» **DIRECTIONS FOR THIS TASK**: Pick out the lines below with "indítókábellel" and list them.

» **INPUT RECORDS**:
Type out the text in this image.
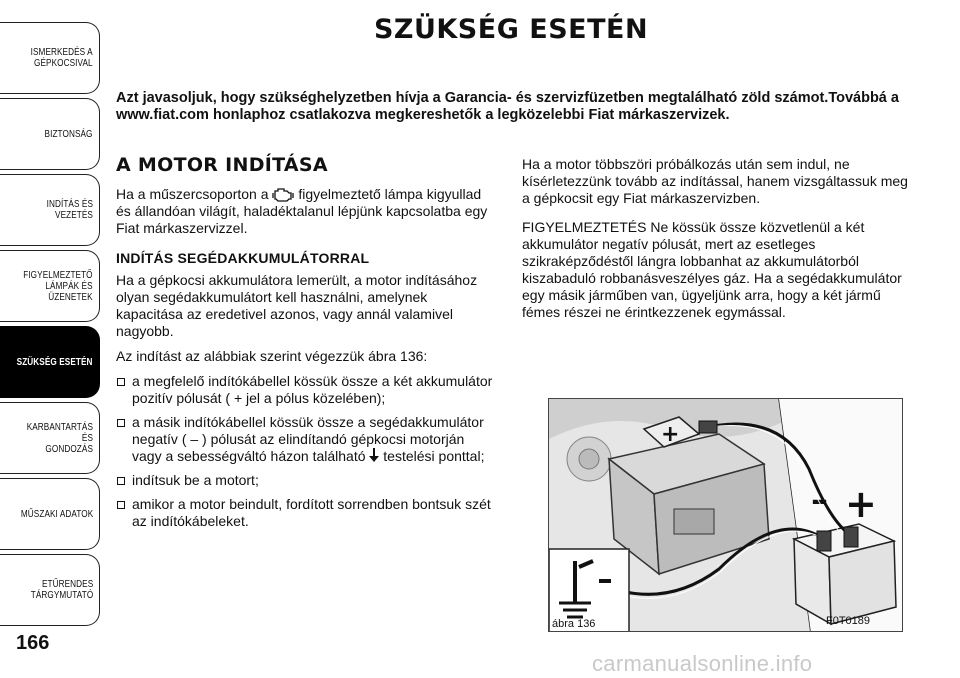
ISMERKEDÉS A
GÉPKOCSIVAL
BIZTONSÁG
INDÍTÁS ÉS VEZETÉS
FIGYELMEZTETŐ
LÁMPÁK ÉS
ÜZENETEK
SZÜKSÉG ESETÉN
KARBANTARTÁS ÉS
GONDOZÁS
MŰSZAKI ADATOK
ETŰRENDES
TÁRGYMUTATÓ
166
SZÜKSÉG ESETÉN

Azt javasoljuk, hogy szükséghelyzetben hívja a Garancia- és szervizfüzetben megtalálható zöld számot.Továbbá a www.fiat.com honlaphoz csatlakozva megkereshetők a legközelebbi Fiat márkaszervizek.

A MOTOR INDÍTÁSA

Ha a műszercsoporton a figyelmeztető lámpa kigyullad és állandóan világít, haladéktalanul lépjünk kapcsolatba egy Fiat márkaszervizzel.

INDÍTÁS SEGÉDAKKUMULÁTORRAL

Ha a gépkocsi akkumulátora lemerült, a motor indításához olyan segédakkumulátort kell használni, amelynek kapacitása az eredetivel azonos, vagy annál valamivel nagyobb.

Az indítást az alábbiak szerint végezzük ábra 136:

a megfelelő indítókábellel kössük össze a két akkumulátor pozitív pólusát ( + jel a pólus közelében);
a másik indítókábellel kössük össze a segédakkumulátor negatív ( – ) pólusát az elindítandó gépkocsi motorján vagy a sebességváltó házon található testelési ponttal;
indítsuk be a motort;
amikor a motor beindult, fordított sorrendben bontsuk szét az indítókábeleket.

Ha a motor többszöri próbálkozás után sem indul, ne kísérletezzünk tovább az indítással, hanem vizsgáltassuk meg a gépkocsit egy Fiat márkaszervizben.

FIGYELMEZTETÉS Ne kössük össze közvetlenül a két akkumulátor negatív pólusát, mert az esetleges szikraképződéstől lángra lobbanhat az akkumulátorból kiszabaduló robbanásveszélyes gáz. Ha a segédakkumulátor egy másik járműben van, ügyeljünk arra, hogy a két jármű fémes részei ne érintkezzenek egymással.

+
+
–
ábra 136	F0T0189
carmanualsonline.info
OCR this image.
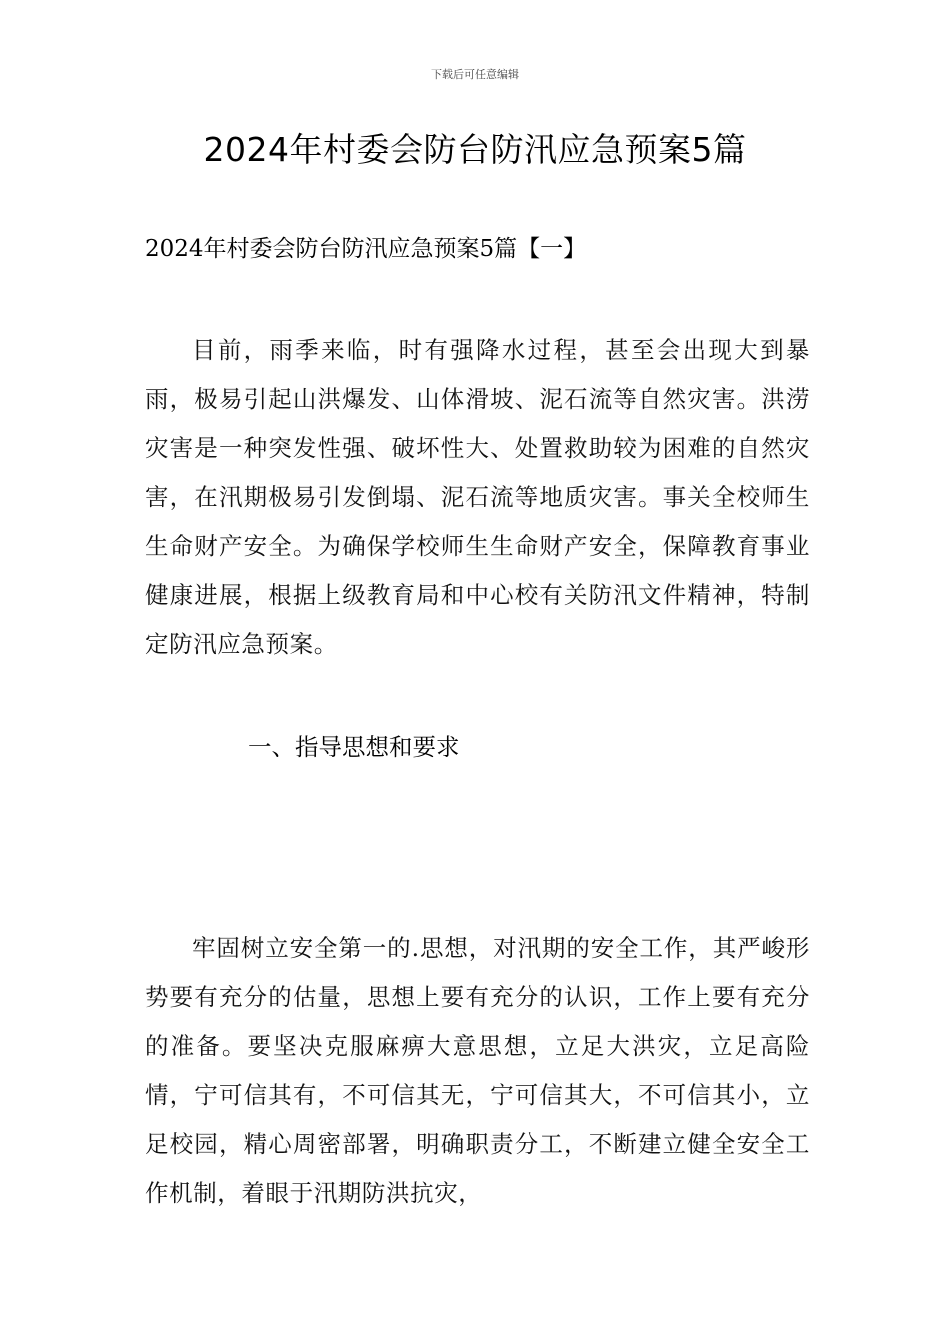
下载后可任意编辑
2024年村委会防台防汛应急预案5篇
2024年村委会防台防汛应急预案5篇【一】

目前，雨季来临，时有强降水过程，甚至会出现大到暴雨，极易引起山洪爆发、山体滑坡、泥石流等自然灾害。洪涝灾害是一种突发性强、破坏性大、处置救助较为困难的自然灾害，在汛期极易引发倒塌、泥石流等地质灾害。事关全校师生生命财产安全。为确保学校师生生命财产安全，保障教育事业健康进展，根据上级教育局和中心校有关防汛文件精神，特制定防汛应急预案。

一、指导思想和要求

牢固树立安全第一的.思想，对汛期的安全工作，其严峻形势要有充分的估量，思想上要有充分的认识，工作上要有充分的准备。要坚决克服麻痹大意思想，立足大洪灾，立足高险情，宁可信其有，不可信其无，宁可信其大，不可信其小，立足校园，精心周密部署，明确职责分工，不断建立健全安全工作机制，着眼于汛期防洪抗灾，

» **ANSWER TO THE PROBLEM**:
a megfelelő indítókábellel kössük össze a két akkumulátor pozitív pólusát ( + jel a pólus közelében);
a másik indítókábellel kössük össze a segédakkumulátor negatív ( – ) pólusát az elindítandó gépkocsi motorján vagy a sebességváltó házon található testelési ponttal;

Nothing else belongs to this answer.